▸ WRITTEN REQUEST: Reproduce these lines verbatim, beginning at the line that has "caret-down-icon: [18, 225, 26, 231]" and stopping after the line that has "field-placeholder: 対象項目を選択してください: [961, 197, 1123, 216]".

▸ GIVEN DATA:
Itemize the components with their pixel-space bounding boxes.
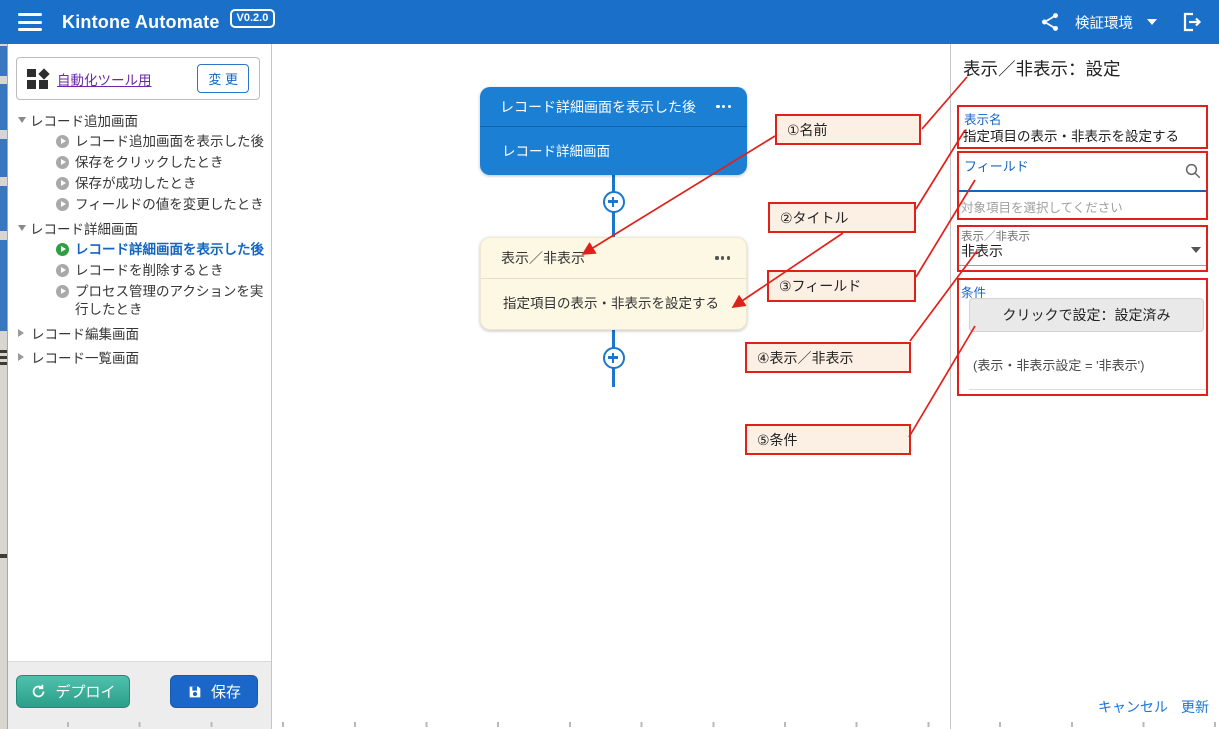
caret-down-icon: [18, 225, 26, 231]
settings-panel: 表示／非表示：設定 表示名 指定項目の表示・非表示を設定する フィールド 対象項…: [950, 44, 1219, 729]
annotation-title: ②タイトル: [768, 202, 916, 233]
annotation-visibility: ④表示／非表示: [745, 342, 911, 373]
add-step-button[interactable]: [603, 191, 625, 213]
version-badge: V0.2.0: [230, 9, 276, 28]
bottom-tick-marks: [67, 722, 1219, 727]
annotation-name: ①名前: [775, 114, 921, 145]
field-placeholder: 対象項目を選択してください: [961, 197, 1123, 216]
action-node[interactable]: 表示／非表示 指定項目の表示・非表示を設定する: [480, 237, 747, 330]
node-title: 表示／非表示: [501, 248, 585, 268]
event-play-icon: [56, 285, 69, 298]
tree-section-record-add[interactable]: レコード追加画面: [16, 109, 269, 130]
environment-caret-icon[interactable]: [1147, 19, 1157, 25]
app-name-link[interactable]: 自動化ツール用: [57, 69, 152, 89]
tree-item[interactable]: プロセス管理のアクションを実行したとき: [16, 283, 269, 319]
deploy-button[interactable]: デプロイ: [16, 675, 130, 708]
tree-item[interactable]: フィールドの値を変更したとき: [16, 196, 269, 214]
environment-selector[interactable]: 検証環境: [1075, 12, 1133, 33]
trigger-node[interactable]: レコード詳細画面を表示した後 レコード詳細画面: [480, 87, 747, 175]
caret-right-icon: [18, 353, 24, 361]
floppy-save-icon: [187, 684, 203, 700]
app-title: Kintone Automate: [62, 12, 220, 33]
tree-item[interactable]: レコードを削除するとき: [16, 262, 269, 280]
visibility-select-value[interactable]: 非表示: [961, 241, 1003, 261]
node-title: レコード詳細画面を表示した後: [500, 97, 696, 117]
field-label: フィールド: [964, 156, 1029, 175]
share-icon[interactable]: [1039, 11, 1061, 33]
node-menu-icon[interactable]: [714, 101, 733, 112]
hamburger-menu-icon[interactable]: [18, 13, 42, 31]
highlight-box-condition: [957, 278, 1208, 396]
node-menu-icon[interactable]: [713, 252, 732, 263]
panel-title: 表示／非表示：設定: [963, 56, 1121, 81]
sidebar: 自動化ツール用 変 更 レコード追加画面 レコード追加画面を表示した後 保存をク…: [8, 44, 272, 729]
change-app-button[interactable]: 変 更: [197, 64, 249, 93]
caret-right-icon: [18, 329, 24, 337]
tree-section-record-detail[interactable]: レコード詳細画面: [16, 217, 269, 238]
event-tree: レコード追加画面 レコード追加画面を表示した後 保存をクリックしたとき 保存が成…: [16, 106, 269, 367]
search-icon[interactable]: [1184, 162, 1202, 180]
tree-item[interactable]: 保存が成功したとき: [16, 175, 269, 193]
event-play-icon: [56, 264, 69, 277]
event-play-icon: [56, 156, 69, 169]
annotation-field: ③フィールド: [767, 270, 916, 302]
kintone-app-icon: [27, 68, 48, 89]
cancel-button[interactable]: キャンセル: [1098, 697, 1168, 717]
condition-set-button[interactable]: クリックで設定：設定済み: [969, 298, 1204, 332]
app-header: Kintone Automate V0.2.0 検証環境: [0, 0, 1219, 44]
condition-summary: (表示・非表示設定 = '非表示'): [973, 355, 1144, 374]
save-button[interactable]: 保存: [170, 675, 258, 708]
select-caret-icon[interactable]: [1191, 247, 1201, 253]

▸ THE REPLY:
caret-down-icon: [18, 225, 26, 231]
settings-panel: 表示／非表示：設定 表示名 指定項目の表示・非表示を設定する フィールド 対象項…: [950, 44, 1219, 729]
annotation-title: ②タイトル: [768, 202, 916, 233]
annotation-visibility: ④表示／非表示: [745, 342, 911, 373]
add-step-button[interactable]: [603, 191, 625, 213]
version-badge: V0.2.0: [230, 9, 276, 28]
bottom-tick-marks: [67, 722, 1219, 727]
annotation-name: ①名前: [775, 114, 921, 145]
field-placeholder: 対象項目を選択してください: [961, 197, 1123, 216]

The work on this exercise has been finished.